Patch B: Re-implement SUBREG case specifically in simplify_set


Index: gcc/combine.c
===================================================================
--- gcc/combine.c	(revision 183240)
+++ gcc/combine.c	(working copy)
@@ -6299,6 +6299,7 @@ 
   rtx dest = SET_DEST (x);
   enum machine_mode mode
     = GET_MODE (src) != VOIDmode ? GET_MODE (src) : GET_MODE (dest);
+  rtx src_subreg;
   rtx other_insn;
   rtx *cc_use;
 
@@ -6496,6 +6497,10 @@ 
      and X being a REG or (subreg (reg)), we may be able to convert this to
      (set (subreg:m2 x) (op)).
 
+     Similarly, if we have (set x (op:m1 (subreg:m2 ...) (subreg:m2 ...))),
+     we may be able to first distribute the subreg over op, and then apply
+     the above transformation.
+
      We can always do this if M1 is narrower than M2 because that means that
      we only care about the low bits of the result.
 
@@ -6504,30 +6509,56 @@ 
      be undefined.  On machine where it is defined, this transformation is safe
      as long as M1 and M2 have the same number of words.  */
 
+  src_subreg = NULL_RTX;
   if (GET_CODE (src) == SUBREG && subreg_lowpart_p (src)
-      && !OBJECT_P (SUBREG_REG (src))
+      && !OBJECT_P (SUBREG_REG (src)))
+    src_subreg = SUBREG_REG (src);
+  else if (GET_CODE (src) == IOR || GET_CODE (src) == XOR
+	   || GET_CODE (src) == AND
+	   || GET_CODE (src) == PLUS || GET_CODE (src) == MINUS)
+    {
+      rtx lhs = XEXP (x, 0);
+      rtx rhs = XEXP (x, 1);
+
+      /* We can distribute non-paradoxical lowpart SUBREGs if the
+	 inner modes agree.  */
+      if (GET_CODE (lhs) == SUBREG && GET_CODE (rhs) == SUBREG
+	  && GET_MODE (SUBREG_REG (lhs)) == GET_MODE (SUBREG_REG (rhs))
+	  && subreg_lowpart_p (lhs) && !paradoxical_subreg_p (lhs)
+	  && subreg_lowpart_p (rhs) && !paradoxical_subreg_p (rhs)
+	  /* This is safe in general only for integral modes.  */
+	  && INTEGRAL_MODE_P (GET_MODE (lhs))
+	  && INTEGRAL_MODE_P (GET_MODE (SUBREG_REG (lhs)))
+	  /* Result might need to be truncated.  Don't change mode if
+	     explicit truncation is needed.  */
+	  && TRULY_NOOP_TRUNCATION_MODES_P (GET_MODE (src),
+					    GET_MODE (SUBREG_REG (lhs))))

◆ **GIVEN RECORDS**
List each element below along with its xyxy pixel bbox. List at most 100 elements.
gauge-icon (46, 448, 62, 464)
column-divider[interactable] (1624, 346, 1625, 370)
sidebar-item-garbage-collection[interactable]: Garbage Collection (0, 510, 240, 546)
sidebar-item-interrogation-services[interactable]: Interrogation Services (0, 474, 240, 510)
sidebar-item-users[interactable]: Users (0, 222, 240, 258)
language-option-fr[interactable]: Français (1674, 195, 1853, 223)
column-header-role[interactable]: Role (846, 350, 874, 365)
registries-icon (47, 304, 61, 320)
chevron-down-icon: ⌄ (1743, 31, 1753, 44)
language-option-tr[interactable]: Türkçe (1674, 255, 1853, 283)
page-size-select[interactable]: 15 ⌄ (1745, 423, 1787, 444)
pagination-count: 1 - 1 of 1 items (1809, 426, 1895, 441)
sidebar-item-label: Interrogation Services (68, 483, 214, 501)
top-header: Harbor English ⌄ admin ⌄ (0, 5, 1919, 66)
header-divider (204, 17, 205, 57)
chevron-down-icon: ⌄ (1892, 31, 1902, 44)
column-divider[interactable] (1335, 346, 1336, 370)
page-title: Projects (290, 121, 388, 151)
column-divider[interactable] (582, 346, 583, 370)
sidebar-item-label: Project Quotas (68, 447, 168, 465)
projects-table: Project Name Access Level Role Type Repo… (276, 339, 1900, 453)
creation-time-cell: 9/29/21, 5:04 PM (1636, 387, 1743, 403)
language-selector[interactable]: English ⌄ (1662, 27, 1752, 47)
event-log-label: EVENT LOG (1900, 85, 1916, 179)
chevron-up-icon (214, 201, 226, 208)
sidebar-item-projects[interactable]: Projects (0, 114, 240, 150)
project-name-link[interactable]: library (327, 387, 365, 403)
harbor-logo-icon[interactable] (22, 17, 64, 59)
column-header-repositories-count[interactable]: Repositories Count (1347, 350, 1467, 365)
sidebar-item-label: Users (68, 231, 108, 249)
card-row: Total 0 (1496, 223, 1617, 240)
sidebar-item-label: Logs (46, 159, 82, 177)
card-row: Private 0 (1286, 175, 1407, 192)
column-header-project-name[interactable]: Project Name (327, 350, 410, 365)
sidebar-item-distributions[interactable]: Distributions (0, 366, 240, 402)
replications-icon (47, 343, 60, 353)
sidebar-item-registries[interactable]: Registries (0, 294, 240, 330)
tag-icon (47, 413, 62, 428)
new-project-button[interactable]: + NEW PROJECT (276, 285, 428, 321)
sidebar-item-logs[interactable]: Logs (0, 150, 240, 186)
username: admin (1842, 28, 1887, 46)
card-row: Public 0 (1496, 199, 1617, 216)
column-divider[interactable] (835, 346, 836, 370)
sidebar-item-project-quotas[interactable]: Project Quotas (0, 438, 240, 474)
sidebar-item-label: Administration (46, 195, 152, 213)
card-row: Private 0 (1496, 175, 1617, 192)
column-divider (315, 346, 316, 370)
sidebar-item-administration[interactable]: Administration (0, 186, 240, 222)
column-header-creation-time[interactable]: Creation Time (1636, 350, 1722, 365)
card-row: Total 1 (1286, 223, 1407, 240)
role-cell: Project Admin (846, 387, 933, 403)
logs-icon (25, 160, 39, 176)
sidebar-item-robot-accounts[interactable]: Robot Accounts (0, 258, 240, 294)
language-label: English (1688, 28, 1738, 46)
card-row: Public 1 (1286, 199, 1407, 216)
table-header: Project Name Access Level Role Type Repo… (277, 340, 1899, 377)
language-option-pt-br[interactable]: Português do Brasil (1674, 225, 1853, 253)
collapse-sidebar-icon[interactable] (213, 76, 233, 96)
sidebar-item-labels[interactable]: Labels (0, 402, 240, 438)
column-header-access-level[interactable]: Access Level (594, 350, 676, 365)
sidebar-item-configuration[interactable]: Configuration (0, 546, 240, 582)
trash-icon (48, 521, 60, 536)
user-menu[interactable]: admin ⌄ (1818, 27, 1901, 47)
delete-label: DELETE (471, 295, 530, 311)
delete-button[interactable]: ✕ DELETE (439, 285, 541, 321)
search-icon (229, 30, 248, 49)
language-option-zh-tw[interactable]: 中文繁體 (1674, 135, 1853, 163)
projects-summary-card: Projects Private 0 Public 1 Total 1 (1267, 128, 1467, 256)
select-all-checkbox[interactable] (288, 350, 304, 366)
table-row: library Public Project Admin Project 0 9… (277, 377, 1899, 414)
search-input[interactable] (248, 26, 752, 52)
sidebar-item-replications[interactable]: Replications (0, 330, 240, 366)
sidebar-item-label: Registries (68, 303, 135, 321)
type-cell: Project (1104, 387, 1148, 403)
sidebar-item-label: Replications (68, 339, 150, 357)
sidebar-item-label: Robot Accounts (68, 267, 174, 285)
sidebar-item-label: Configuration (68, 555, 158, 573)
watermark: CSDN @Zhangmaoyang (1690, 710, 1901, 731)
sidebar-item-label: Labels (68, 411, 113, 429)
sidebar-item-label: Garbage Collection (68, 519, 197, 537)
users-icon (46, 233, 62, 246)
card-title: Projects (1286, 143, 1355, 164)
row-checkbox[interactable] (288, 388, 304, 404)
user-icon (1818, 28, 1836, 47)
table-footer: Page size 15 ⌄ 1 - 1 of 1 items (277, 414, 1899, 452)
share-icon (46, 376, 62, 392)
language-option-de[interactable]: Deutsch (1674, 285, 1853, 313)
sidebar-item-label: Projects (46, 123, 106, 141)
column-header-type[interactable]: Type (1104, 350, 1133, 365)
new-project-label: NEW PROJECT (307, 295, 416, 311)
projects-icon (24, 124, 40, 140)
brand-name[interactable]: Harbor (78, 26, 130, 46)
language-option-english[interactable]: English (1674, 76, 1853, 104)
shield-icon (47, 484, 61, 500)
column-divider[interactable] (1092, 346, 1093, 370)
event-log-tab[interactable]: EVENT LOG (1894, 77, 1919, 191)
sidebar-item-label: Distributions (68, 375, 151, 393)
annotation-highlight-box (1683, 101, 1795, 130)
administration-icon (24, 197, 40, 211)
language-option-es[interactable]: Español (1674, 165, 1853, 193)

◆ **EXERCISE DETAILS**
Answer these questions about the patch:
1. Which source file does the patch change?
2. Besides IOR and XOR, which operation codes does the new `else if` condition check `src` for?
3. According to the added comment, for which kind of modes is distributing the subregs safe in general?

◆ **EXERCISE OUTPUT**
1. gcc/combine.c
2. AND, PLUS and MINUS
3. Integral modes